What is expected - Tell me how many lines of the entries below include the string "Reactions", and give only the number.

Records for this task -
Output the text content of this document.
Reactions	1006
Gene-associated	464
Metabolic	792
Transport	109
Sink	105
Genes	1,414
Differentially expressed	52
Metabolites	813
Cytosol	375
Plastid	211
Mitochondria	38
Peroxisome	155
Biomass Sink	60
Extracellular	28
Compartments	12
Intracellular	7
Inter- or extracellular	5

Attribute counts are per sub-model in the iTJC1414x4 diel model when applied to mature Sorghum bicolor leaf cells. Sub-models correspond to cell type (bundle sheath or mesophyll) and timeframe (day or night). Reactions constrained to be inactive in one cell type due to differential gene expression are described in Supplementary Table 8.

Answer area - 2